Your task is to print all of the material verbatim.

┌─ TASK MATERIAL

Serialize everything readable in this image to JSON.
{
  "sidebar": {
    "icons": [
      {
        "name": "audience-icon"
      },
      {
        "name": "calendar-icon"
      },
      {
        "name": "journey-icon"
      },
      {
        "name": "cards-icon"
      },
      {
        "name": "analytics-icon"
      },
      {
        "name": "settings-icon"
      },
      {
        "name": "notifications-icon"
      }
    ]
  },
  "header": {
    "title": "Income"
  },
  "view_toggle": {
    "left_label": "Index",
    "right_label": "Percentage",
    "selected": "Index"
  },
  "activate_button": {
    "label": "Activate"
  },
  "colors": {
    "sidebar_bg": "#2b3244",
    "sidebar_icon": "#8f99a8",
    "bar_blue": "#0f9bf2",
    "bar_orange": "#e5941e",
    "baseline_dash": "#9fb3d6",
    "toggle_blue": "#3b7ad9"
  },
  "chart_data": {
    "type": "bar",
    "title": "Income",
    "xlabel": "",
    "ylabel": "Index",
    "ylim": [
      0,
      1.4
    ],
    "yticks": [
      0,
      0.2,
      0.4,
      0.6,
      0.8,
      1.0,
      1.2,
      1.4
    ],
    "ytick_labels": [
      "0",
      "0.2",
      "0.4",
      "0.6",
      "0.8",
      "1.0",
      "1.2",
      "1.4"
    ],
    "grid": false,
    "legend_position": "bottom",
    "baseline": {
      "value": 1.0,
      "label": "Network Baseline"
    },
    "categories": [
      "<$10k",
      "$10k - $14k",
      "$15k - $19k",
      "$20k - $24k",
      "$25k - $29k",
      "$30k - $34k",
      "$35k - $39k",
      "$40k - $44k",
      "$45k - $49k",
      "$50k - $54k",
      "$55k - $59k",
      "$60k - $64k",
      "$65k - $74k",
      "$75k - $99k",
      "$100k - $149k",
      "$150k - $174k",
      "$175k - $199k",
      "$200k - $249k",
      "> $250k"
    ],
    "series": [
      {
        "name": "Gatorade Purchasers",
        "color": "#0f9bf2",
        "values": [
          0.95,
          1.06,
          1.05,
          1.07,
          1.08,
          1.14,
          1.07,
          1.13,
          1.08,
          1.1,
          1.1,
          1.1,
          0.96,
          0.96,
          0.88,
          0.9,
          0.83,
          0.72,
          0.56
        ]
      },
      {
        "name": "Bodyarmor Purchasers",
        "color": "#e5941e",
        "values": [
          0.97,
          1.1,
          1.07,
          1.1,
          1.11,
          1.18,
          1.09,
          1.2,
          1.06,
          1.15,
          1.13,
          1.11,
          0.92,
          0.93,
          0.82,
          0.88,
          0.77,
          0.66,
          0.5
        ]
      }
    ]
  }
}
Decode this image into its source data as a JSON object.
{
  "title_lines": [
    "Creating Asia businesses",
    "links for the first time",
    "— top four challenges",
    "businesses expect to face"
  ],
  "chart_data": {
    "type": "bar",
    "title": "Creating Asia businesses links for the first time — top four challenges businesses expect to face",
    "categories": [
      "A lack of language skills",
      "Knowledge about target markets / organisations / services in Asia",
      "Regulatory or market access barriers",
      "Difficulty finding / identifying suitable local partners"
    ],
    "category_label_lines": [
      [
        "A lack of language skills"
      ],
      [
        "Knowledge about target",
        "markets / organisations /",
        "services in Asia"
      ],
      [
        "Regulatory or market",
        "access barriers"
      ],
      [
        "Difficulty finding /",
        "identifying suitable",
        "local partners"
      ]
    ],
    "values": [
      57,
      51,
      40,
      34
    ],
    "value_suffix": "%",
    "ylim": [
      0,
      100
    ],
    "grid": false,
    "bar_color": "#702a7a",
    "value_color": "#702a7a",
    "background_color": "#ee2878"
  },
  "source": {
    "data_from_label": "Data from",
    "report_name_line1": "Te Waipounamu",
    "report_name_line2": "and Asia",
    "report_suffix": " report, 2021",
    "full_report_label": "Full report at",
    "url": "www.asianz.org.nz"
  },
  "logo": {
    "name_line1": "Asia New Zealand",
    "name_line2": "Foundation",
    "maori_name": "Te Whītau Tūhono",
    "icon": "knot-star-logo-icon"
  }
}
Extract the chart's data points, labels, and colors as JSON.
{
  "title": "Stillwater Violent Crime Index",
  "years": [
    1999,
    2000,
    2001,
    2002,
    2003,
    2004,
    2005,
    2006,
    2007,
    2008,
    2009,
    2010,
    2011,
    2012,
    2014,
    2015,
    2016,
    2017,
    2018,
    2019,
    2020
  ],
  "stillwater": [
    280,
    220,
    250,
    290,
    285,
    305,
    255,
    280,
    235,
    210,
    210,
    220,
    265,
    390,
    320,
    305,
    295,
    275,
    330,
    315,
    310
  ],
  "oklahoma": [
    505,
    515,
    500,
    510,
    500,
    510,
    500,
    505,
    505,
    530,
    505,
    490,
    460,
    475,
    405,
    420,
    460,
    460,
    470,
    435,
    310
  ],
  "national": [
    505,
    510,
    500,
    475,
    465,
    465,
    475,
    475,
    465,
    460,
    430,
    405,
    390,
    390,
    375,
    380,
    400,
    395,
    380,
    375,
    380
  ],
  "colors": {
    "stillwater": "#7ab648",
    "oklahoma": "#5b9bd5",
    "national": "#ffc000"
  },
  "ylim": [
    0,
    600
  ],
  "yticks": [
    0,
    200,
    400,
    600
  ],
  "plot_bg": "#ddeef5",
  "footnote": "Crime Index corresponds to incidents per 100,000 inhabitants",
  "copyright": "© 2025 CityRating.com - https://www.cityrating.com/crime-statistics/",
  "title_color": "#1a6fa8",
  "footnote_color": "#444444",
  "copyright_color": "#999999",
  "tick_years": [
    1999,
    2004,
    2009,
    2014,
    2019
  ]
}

└─

▸ **CORRECT RESPONSE**
Serialize everything readable in this image to JSON.
{
  "sidebar": {
    "icons": [
      {
        "name": "audience-icon"
      },
      {
        "name": "calendar-icon"
      },
      {
        "name": "journey-icon"
      },
      {
        "name": "cards-icon"
      },
      {
        "name": "analytics-icon"
      },
      {
        "name": "settings-icon"
      },
      {
        "name": "notifications-icon"
      }
    ]
  },
  "header": {
    "title": "Income"
  },
  "view_toggle": {
    "left_label": "Index",
    "right_label": "Percentage",
    "selected": "Index"
  },
  "activate_button": {
    "label": "Activate"
  },
  "colors": {
    "sidebar_bg": "#2b3244",
    "sidebar_icon": "#8f99a8",
    "bar_blue": "#0f9bf2",
    "bar_orange": "#e5941e",
    "baseline_dash": "#9fb3d6",
    "toggle_blue": "#3b7ad9"
  },
  "chart_data": {
    "type": "bar",
    "title": "Income",
    "xlabel": "",
    "ylabel": "Index",
    "ylim": [
      0,
      1.4
    ],
    "yticks": [
      0,
      0.2,
      0.4,
      0.6,
      0.8,
      1.0,
      1.2,
      1.4
    ],
    "ytick_labels": [
      "0",
      "0.2",
      "0.4",
      "0.6",
      "0.8",
      "1.0",
      "1.2",
      "1.4"
    ],
    "grid": false,
    "legend_position": "bottom",
    "baseline": {
      "value": 1.0,
      "label": "Network Baseline"
    },
    "categories": [
      "<$10k",
      "$10k - $14k",
      "$15k - $19k",
      "$20k - $24k",
      "$25k - $29k",
      "$30k - $34k",
      "$35k - $39k",
      "$40k - $44k",
      "$45k - $49k",
      "$50k - $54k",
      "$55k - $59k",
      "$60k - $64k",
      "$65k - $74k",
      "$75k - $99k",
      "$100k - $149k",
      "$150k - $174k",
      "$175k - $199k",
      "$200k - $249k",
      "> $250k"
    ],
    "series": [
      {
        "name": "Gatorade Purchasers",
        "color": "#0f9bf2",
        "values": [
          0.95,
          1.06,
          1.05,
          1.07,
          1.08,
          1.14,
          1.07,
          1.13,
          1.08,
          1.1,
          1.1,
          1.1,
          0.96,
          0.96,
          0.88,
          0.9,
          0.83,
          0.72,
          0.56
        ]
      },
      {
        "name": "Bodyarmor Purchasers",
        "color": "#e5941e",
        "values": [
          0.97,
          1.1,
          1.07,
          1.1,
          1.11,
          1.18,
          1.09,
          1.2,
          1.06,
          1.15,
          1.13,
          1.11,
          0.92,
          0.93,
          0.82,
          0.88,
          0.77,
          0.66,
          0.5
        ]
      }
    ]
  }
}
Decode this image into its source data as a JSON object.
{
  "title_lines": [
    "Creating Asia businesses",
    "links for the first time",
    "— top four challenges",
    "businesses expect to face"
  ],
  "chart_data": {
    "type": "bar",
    "title": "Creating Asia businesses links for the first time — top four challenges businesses expect to face",
    "categories": [
      "A lack of language skills",
      "Knowledge about target markets / organisations / services in Asia",
      "Regulatory or market access barriers",
      "Difficulty finding / identifying suitable local partners"
    ],
    "category_label_lines": [
      [
        "A lack of language skills"
      ],
      [
        "Knowledge about target",
        "markets / organisations /",
        "services in Asia"
      ],
      [
        "Regulatory or market",
        "access barriers"
      ],
      [
        "Difficulty finding /",
        "identifying suitable",
        "local partners"
      ]
    ],
    "values": [
      57,
      51,
      40,
      34
    ],
    "value_suffix": "%",
    "ylim": [
      0,
      100
    ],
    "grid": false,
    "bar_color": "#702a7a",
    "value_color": "#702a7a",
    "background_color": "#ee2878"
  },
  "source": {
    "data_from_label": "Data from",
    "report_name_line1": "Te Waipounamu",
    "report_name_line2": "and Asia",
    "report_suffix": " report, 2021",
    "full_report_label": "Full report at",
    "url": "www.asianz.org.nz"
  },
  "logo": {
    "name_line1": "Asia New Zealand",
    "name_line2": "Foundation",
    "maori_name": "Te Whītau Tūhono",
    "icon": "knot-star-logo-icon"
  }
}
Extract the chart's data points, labels, and colors as JSON.
{
  "title": "Stillwater Violent Crime Index",
  "years": [
    1999,
    2000,
    2001,
    2002,
    2003,
    2004,
    2005,
    2006,
    2007,
    2008,
    2009,
    2010,
    2011,
    2012,
    2014,
    2015,
    2016,
    2017,
    2018,
    2019,
    2020
  ],
  "stillwater": [
    280,
    220,
    250,
    290,
    285,
    305,
    255,
    280,
    235,
    210,
    210,
    220,
    265,
    390,
    320,
    305,
    295,
    275,
    330,
    315,
    310
  ],
  "oklahoma": [
    505,
    515,
    500,
    510,
    500,
    510,
    500,
    505,
    505,
    530,
    505,
    490,
    460,
    475,
    405,
    420,
    460,
    460,
    470,
    435,
    310
  ],
  "national": [
    505,
    510,
    500,
    475,
    465,
    465,
    475,
    475,
    465,
    460,
    430,
    405,
    390,
    390,
    375,
    380,
    400,
    395,
    380,
    375,
    380
  ],
  "colors": {
    "stillwater": "#7ab648",
    "oklahoma": "#5b9bd5",
    "national": "#ffc000"
  },
  "ylim": [
    0,
    600
  ],
  "yticks": [
    0,
    200,
    400,
    600
  ],
  "plot_bg": "#ddeef5",
  "footnote": "Crime Index corresponds to incidents per 100,000 inhabitants",
  "copyright": "© 2025 CityRating.com - https://www.cityrating.com/crime-statistics/",
  "title_color": "#1a6fa8",
  "footnote_color": "#444444",
  "copyright_color": "#999999",
  "tick_years": [
    1999,
    2004,
    2009,
    2014,
    2019
  ]
}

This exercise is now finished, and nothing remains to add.